▶ Required task 1: Return the part of the divergence discussion starting at "Example 5: Find" and ending at "not a constant.", copied word for word.
▶ Required task 2: In the divergence discussion, what result does the poster get when pulling the scalar function outside the dot product?

▶ Passage provided:
=====

Example 5: Find $\nabla\cdot\left(\frac{\boldsymbol r}{r^2}\right)$ where $\boldsymbol r(x,y,z)=x\boldsymbol i+y\boldsymbol j+z\boldsymbol k$, $r=\sqrt{x^2+y^2+z^2}$.
In this case, why can we not bring the scalar function $r^{-2}$ outside the dot product?
When I leave the function in place, I calculate a result of $\frac{1}{r^{2}}$. When I pull it out, I find $\frac{3}{r^{2}}$.
On
$$\nabla \cdot \left( \frac{\vec{r}}{r^2} \right) = \nabla \cdot \left( \frac{x}{x^2+y^2+z^2}\vec{i} + \frac{y}{x^2+y^2+z^2}\vec{j} + \frac{z}{x^2+y^2+z^2}\vec{k} \right) \\ = \frac{y^2+z^2-x^2}{(x^2+y^2+z^2)^2} + \frac{x^2+z^2-y^2}{(x^2+y^2+z^2)^2} + \frac{x^2+y^2-z^2}{(x^2+y^2+z^2)^2} = \frac{x^2+y^2+z^2}{(x^2+y^2+z^2)^2} \\ = \frac{1}{x^2+y^2+z^2} = \frac{1}{r^2}.$$
It's not just a dot product, it's a divergence operator, and the variables $x,y,z$ appear in $r^{-2}$, it's not a constant.
However, you may use the product rule:
$$\nabla \cdot(\psi \boldsymbol F)=\psi \nabla\cdot \boldsymbol F+\nabla\psi\cdot \boldsymbol F$$
And with $\psi=r^{-2}$, it's not difficult to prove that
$$\nabla\psi=-\frac{2}{r^4}\boldsymbol r$$

=====

▶ Item position entries:
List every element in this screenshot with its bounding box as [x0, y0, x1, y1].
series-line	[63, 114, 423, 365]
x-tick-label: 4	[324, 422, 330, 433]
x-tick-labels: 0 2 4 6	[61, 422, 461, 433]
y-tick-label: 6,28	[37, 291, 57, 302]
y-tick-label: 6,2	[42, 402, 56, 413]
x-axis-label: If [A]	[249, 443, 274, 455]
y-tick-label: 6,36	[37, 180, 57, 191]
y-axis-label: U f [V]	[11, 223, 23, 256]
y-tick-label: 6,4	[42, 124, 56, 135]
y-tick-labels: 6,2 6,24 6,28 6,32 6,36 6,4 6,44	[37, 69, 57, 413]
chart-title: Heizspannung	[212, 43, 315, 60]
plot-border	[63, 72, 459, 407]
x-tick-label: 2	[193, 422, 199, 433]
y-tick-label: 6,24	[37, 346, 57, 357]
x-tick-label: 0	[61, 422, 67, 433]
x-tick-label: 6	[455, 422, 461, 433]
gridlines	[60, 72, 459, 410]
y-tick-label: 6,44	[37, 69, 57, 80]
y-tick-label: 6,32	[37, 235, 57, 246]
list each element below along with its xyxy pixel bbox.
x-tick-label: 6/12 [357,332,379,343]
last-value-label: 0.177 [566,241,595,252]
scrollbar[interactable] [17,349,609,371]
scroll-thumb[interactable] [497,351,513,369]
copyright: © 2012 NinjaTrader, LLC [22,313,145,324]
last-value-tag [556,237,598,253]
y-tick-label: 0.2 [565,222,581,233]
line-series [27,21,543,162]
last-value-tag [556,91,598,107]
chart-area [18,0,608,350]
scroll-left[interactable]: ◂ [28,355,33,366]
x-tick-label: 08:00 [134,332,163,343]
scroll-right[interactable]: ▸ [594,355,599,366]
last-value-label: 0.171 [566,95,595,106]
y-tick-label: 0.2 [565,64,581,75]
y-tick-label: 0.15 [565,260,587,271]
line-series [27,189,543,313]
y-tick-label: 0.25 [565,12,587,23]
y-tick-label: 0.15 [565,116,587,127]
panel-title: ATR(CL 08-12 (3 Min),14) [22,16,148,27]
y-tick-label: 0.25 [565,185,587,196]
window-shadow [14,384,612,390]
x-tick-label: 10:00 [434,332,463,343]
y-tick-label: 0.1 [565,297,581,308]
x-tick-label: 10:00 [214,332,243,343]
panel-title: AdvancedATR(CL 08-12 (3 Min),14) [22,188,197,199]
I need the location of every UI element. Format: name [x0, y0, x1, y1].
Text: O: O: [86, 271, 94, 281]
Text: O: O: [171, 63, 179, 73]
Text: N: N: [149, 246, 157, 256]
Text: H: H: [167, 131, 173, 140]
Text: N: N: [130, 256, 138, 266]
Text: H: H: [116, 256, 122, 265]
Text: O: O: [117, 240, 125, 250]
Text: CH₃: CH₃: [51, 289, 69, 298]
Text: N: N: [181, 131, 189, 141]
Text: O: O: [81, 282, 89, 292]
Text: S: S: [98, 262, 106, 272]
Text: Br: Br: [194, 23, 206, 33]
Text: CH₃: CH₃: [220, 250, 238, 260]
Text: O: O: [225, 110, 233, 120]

=====

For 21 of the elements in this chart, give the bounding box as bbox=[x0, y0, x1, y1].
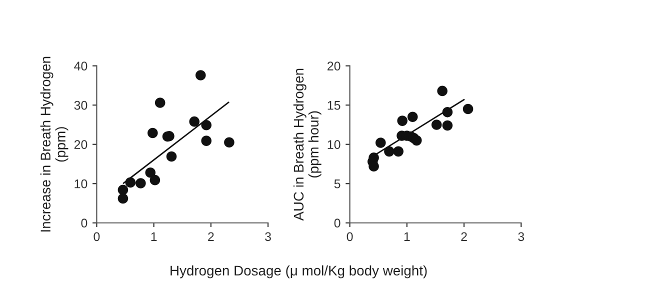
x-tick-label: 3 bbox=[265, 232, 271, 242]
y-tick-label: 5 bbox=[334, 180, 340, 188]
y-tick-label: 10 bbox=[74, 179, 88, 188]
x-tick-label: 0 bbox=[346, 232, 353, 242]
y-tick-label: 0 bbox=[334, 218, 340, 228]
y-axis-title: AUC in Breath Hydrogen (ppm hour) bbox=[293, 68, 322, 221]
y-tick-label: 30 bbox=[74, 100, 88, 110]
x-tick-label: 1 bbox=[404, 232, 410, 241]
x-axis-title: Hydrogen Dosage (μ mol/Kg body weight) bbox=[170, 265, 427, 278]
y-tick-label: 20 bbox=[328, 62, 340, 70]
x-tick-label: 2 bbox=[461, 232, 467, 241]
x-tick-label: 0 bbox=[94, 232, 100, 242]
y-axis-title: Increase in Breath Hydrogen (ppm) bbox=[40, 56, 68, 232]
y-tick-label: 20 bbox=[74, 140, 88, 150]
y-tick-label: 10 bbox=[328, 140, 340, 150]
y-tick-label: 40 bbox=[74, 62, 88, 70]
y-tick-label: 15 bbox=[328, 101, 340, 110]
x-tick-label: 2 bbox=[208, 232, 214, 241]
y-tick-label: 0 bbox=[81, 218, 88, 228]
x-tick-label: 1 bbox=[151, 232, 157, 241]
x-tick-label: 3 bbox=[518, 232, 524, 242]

=====

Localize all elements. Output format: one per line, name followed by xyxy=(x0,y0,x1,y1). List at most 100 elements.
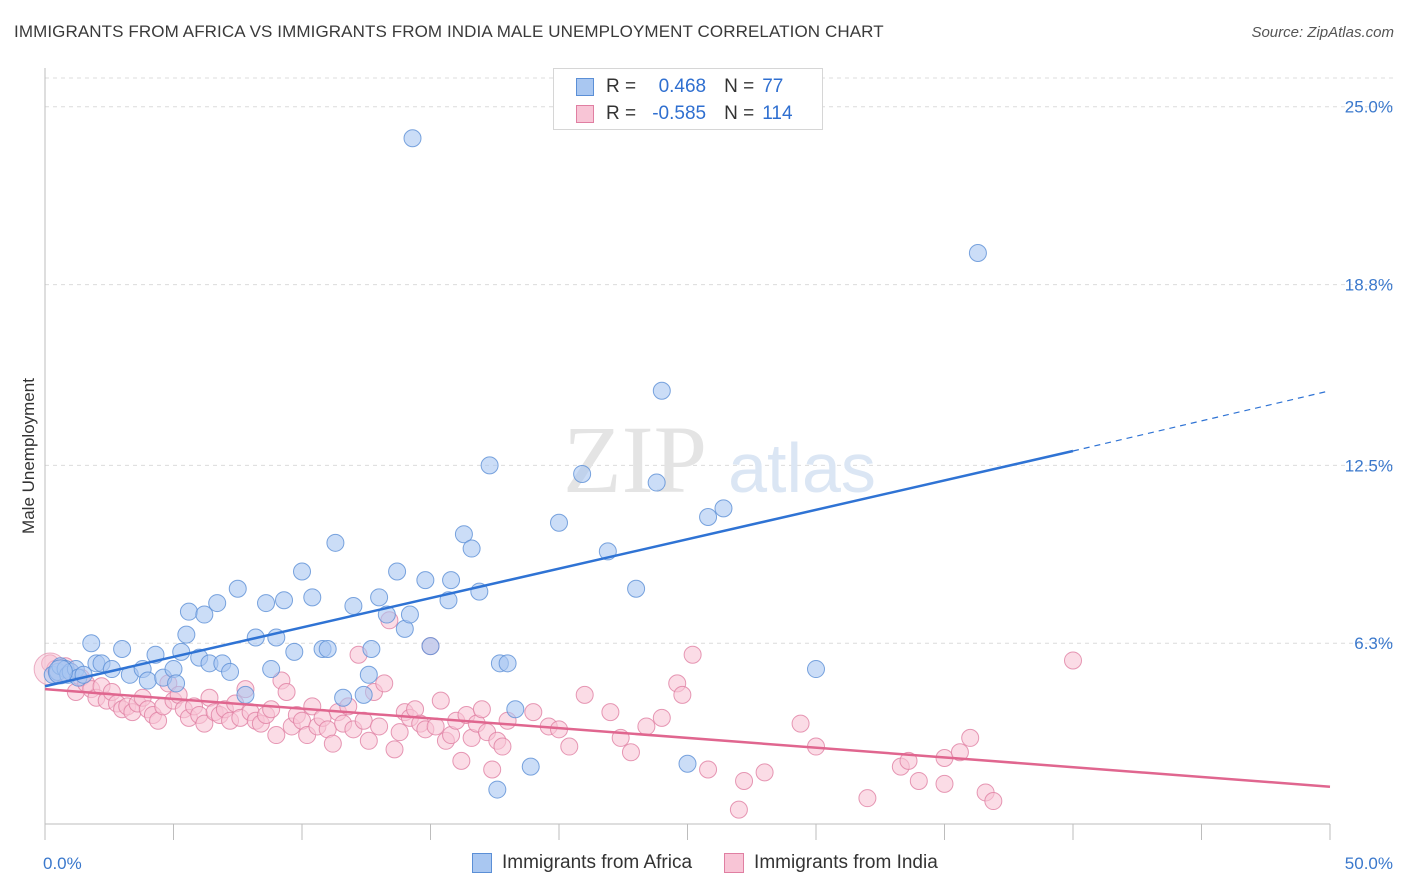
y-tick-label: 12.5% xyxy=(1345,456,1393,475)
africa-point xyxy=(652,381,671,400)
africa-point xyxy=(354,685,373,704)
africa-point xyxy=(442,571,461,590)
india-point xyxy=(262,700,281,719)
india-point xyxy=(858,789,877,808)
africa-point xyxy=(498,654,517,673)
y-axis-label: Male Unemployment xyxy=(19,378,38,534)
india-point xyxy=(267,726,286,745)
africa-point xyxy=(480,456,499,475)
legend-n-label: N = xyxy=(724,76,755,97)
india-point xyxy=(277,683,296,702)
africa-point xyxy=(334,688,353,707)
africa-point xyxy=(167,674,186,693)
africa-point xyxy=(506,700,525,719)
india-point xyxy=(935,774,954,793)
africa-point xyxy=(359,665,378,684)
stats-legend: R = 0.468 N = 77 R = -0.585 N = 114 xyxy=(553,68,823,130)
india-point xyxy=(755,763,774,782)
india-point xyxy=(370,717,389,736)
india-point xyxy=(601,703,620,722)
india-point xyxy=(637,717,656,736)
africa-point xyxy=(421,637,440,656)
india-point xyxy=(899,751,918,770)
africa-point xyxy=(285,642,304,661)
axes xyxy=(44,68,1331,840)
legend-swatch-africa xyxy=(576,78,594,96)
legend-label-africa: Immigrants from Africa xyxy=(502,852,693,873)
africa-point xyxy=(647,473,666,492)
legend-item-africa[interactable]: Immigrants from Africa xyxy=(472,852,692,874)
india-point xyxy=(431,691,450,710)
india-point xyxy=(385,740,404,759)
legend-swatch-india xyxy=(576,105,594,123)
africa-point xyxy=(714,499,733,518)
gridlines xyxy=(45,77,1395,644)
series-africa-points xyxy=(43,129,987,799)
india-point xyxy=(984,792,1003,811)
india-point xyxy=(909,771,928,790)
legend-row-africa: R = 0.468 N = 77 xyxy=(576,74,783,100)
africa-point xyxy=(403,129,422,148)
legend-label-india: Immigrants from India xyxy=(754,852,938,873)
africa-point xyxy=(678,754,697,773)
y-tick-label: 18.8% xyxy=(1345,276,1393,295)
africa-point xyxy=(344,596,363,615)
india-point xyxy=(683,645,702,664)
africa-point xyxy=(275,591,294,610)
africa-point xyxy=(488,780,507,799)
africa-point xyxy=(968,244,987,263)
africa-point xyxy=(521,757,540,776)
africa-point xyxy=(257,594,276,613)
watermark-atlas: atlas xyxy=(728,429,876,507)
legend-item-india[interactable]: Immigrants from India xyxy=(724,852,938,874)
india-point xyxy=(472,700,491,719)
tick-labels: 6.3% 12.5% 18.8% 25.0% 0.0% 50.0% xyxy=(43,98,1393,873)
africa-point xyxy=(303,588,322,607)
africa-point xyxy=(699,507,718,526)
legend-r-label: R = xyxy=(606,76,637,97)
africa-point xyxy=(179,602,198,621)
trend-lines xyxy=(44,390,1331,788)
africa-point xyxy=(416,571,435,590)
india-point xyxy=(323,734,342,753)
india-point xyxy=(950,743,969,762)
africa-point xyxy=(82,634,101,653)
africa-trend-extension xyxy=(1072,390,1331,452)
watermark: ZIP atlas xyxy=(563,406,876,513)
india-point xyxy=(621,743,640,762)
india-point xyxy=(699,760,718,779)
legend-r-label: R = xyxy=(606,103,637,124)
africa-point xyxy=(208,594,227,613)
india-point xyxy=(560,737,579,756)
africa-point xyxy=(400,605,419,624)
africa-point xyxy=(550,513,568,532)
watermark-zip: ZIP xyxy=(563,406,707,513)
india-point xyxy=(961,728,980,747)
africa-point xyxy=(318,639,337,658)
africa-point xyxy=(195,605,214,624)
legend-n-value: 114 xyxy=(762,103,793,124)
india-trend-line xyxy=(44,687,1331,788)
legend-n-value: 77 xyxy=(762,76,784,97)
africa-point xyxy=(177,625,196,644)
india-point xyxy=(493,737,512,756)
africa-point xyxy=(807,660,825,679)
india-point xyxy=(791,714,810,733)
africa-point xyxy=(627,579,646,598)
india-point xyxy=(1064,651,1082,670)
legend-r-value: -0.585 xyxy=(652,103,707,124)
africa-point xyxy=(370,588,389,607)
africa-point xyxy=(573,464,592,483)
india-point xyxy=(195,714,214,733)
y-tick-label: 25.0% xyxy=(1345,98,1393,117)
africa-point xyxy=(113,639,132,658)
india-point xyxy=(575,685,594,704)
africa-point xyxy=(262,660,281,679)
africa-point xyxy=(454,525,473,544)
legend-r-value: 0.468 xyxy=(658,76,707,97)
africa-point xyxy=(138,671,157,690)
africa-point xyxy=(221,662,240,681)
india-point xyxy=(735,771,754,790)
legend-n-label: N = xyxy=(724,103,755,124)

=====

▶ Expected output 1:
Example 5: Find $\nabla\cdot\left(\frac{\boldsymbol r}{r^2}\right)$ where $\boldsymbol r(x,y,z)=x\boldsymbol i+y\boldsymbol j+z\boldsymbol k$, $r=\sqrt{x^2+y^2+z^2}$.
In this case, why can we not bring the scalar function $r^{-2}$ outside the dot product?
When I leave the function in place, I calculate a result of $\frac{1}{r^{2}}$. When I pull it out, I find $\frac{3}{r^{2}}$.
On
$$\nabla \cdot \left( \frac{\vec{r}}{r^2} \right) = \nabla \cdot \left( \frac{x}{x^2+y^2+z^2}\vec{i} + \frac{y}{x^2+y^2+z^2}\vec{j} + \frac{z}{x^2+y^2+z^2}\vec{k} \right) \\ = \frac{y^2+z^2-x^2}{(x^2+y^2+z^2)^2} + \frac{x^2+z^2-y^2}{(x^2+y^2+z^2)^2} + \frac{x^2+y^2-z^2}{(x^2+y^2+z^2)^2} = \frac{x^2+y^2+z^2}{(x^2+y^2+z^2)^2} \\ = \frac{1}{x^2+y^2+z^2} = \frac{1}{r^2}.$$
It's not just a dot product, it's a divergence operator, and the variables $x,y,z$ appear in $r^{-2}$, it's not a constant.

▶ Expected output 2: 3/r²